REQUIREMENT: Return all of the entries exactly, with nothing added or left out.

[begin DATA]

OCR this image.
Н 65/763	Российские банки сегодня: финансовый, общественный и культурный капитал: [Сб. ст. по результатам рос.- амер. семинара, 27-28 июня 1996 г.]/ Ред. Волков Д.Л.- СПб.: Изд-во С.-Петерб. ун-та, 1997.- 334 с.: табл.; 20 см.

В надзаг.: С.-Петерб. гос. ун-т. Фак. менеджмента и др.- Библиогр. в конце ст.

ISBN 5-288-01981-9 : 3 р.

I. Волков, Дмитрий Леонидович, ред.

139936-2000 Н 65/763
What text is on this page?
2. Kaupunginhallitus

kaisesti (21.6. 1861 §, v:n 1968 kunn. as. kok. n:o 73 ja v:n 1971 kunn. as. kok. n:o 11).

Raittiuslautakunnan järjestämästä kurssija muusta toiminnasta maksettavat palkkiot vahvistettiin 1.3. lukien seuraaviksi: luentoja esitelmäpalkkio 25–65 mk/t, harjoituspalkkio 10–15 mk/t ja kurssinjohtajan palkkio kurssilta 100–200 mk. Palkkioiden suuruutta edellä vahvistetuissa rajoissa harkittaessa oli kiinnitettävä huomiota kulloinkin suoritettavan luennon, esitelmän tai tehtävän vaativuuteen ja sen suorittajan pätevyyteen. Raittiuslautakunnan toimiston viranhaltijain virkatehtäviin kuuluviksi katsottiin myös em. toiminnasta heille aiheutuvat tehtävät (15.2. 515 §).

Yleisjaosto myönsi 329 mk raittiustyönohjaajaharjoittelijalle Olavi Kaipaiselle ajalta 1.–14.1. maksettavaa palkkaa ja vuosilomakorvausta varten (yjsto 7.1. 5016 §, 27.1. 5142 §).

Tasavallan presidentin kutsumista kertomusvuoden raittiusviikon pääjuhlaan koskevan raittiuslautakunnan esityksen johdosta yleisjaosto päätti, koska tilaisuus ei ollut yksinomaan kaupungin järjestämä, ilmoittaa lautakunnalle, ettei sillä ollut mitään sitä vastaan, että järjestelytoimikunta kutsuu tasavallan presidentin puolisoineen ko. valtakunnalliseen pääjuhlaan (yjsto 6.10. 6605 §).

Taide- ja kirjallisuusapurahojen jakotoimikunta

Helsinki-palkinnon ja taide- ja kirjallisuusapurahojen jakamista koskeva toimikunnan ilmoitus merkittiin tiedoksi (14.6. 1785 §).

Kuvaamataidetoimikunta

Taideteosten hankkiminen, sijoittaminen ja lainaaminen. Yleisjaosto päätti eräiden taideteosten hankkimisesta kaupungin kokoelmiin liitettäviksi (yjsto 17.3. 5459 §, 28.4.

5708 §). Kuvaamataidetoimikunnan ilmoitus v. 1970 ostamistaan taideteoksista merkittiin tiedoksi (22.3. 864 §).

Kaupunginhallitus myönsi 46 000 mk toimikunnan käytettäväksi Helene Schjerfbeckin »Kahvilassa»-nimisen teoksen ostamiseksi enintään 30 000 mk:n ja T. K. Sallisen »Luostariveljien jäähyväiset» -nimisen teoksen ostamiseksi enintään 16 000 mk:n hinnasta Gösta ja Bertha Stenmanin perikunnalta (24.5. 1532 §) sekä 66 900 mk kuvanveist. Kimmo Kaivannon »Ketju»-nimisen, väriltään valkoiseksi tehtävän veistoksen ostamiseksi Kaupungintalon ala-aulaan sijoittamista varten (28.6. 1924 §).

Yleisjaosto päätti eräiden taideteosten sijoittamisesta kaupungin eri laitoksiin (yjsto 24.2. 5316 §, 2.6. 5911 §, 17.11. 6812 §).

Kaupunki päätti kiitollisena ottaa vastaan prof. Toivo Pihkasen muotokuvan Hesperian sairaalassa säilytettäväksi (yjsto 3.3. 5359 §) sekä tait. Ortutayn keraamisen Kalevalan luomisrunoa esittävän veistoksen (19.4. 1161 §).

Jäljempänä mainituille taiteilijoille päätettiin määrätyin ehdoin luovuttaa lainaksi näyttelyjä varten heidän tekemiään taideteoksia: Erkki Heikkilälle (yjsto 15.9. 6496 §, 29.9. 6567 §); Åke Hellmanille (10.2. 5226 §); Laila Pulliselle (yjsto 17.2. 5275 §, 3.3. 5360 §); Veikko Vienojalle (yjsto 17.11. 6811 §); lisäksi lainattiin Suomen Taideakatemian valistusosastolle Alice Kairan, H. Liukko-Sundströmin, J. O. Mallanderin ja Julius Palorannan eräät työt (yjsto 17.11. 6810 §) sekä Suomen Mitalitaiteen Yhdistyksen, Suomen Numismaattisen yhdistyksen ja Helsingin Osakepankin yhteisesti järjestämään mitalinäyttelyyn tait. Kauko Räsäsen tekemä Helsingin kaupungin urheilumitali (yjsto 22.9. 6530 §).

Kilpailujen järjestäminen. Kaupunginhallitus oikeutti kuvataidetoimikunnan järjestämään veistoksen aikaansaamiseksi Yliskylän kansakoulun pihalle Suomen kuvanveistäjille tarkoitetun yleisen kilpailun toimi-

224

[end DATA]

FINISHED ANSWER:
OCR this image.
Н 65/763	Российские банки сегодня: финансовый, общественный и культурный капитал: [Сб. ст. по результатам рос.- амер. семинара, 27-28 июня 1996 г.]/ Ред. Волков Д.Л.- СПб.: Изд-во С.-Петерб. ун-та, 1997.- 334 с.: табл.; 20 см.

В надзаг.: С.-Петерб. гос. ун-т. Фак. менеджмента и др.- Библиогр. в конце ст.

ISBN 5-288-01981-9 : 3 р.

I. Волков, Дмитрий Леонидович, ред.

139936-2000 Н 65/763
What text is on this page?
2. Kaupunginhallitus

kaisesti (21.6. 1861 §, v:n 1968 kunn. as. kok. n:o 73 ja v:n 1971 kunn. as. kok. n:o 11).

Raittiuslautakunnan järjestämästä kurssija muusta toiminnasta maksettavat palkkiot vahvistettiin 1.3. lukien seuraaviksi: luentoja esitelmäpalkkio 25–65 mk/t, harjoituspalkkio 10–15 mk/t ja kurssinjohtajan palkkio kurssilta 100–200 mk. Palkkioiden suuruutta edellä vahvistetuissa rajoissa harkittaessa oli kiinnitettävä huomiota kulloinkin suoritettavan luennon, esitelmän tai tehtävän vaativuuteen ja sen suorittajan pätevyyteen. Raittiuslautakunnan toimiston viranhaltijain virkatehtäviin kuuluviksi katsottiin myös em. toiminnasta heille aiheutuvat tehtävät (15.2. 515 §).

Yleisjaosto myönsi 329 mk raittiustyönohjaajaharjoittelijalle Olavi Kaipaiselle ajalta 1.–14.1. maksettavaa palkkaa ja vuosilomakorvausta varten (yjsto 7.1. 5016 §, 27.1. 5142 §).

Tasavallan presidentin kutsumista kertomusvuoden raittiusviikon pääjuhlaan koskevan raittiuslautakunnan esityksen johdosta yleisjaosto päätti, koska tilaisuus ei ollut yksinomaan kaupungin järjestämä, ilmoittaa lautakunnalle, ettei sillä ollut mitään sitä vastaan, että järjestelytoimikunta kutsuu tasavallan presidentin puolisoineen ko. valtakunnalliseen pääjuhlaan (yjsto 6.10. 6605 §).

Taide- ja kirjallisuusapurahojen jakotoimikunta

Helsinki-palkinnon ja taide- ja kirjallisuusapurahojen jakamista koskeva toimikunnan ilmoitus merkittiin tiedoksi (14.6. 1785 §).

Kuvaamataidetoimikunta

Taideteosten hankkiminen, sijoittaminen ja lainaaminen. Yleisjaosto päätti eräiden taideteosten hankkimisesta kaupungin kokoelmiin liitettäviksi (yjsto 17.3. 5459 §, 28.4.

5708 §). Kuvaamataidetoimikunnan ilmoitus v. 1970 ostamistaan taideteoksista merkittiin tiedoksi (22.3. 864 §).

Kaupunginhallitus myönsi 46 000 mk toimikunnan käytettäväksi Helene Schjerfbeckin »Kahvilassa»-nimisen teoksen ostamiseksi enintään 30 000 mk:n ja T. K. Sallisen »Luostariveljien jäähyväiset» -nimisen teoksen ostamiseksi enintään 16 000 mk:n hinnasta Gösta ja Bertha Stenmanin perikunnalta (24.5. 1532 §) sekä 66 900 mk kuvanveist. Kimmo Kaivannon »Ketju»-nimisen, väriltään valkoiseksi tehtävän veistoksen ostamiseksi Kaupungintalon ala-aulaan sijoittamista varten (28.6. 1924 §).

Yleisjaosto päätti eräiden taideteosten sijoittamisesta kaupungin eri laitoksiin (yjsto 24.2. 5316 §, 2.6. 5911 §, 17.11. 6812 §).

Kaupunki päätti kiitollisena ottaa vastaan prof. Toivo Pihkasen muotokuvan Hesperian sairaalassa säilytettäväksi (yjsto 3.3. 5359 §) sekä tait. Ortutayn keraamisen Kalevalan luomisrunoa esittävän veistoksen (19.4. 1161 §).

Jäljempänä mainituille taiteilijoille päätettiin määrätyin ehdoin luovuttaa lainaksi näyttelyjä varten heidän tekemiään taideteoksia: Erkki Heikkilälle (yjsto 15.9. 6496 §, 29.9. 6567 §); Åke Hellmanille (10.2. 5226 §); Laila Pulliselle (yjsto 17.2. 5275 §, 3.3. 5360 §); Veikko Vienojalle (yjsto 17.11. 6811 §); lisäksi lainattiin Suomen Taideakatemian valistusosastolle Alice Kairan, H. Liukko-Sundströmin, J. O. Mallanderin ja Julius Palorannan eräät työt (yjsto 17.11. 6810 §) sekä Suomen Mitalitaiteen Yhdistyksen, Suomen Numismaattisen yhdistyksen ja Helsingin Osakepankin yhteisesti järjestämään mitalinäyttelyyn tait. Kauko Räsäsen tekemä Helsingin kaupungin urheilumitali (yjsto 22.9. 6530 §).

Kilpailujen järjestäminen. Kaupunginhallitus oikeutti kuvataidetoimikunnan järjestämään veistoksen aikaansaamiseksi Yliskylän kansakoulun pihalle Suomen kuvanveistäjille tarkoitetun yleisen kilpailun toimi-

224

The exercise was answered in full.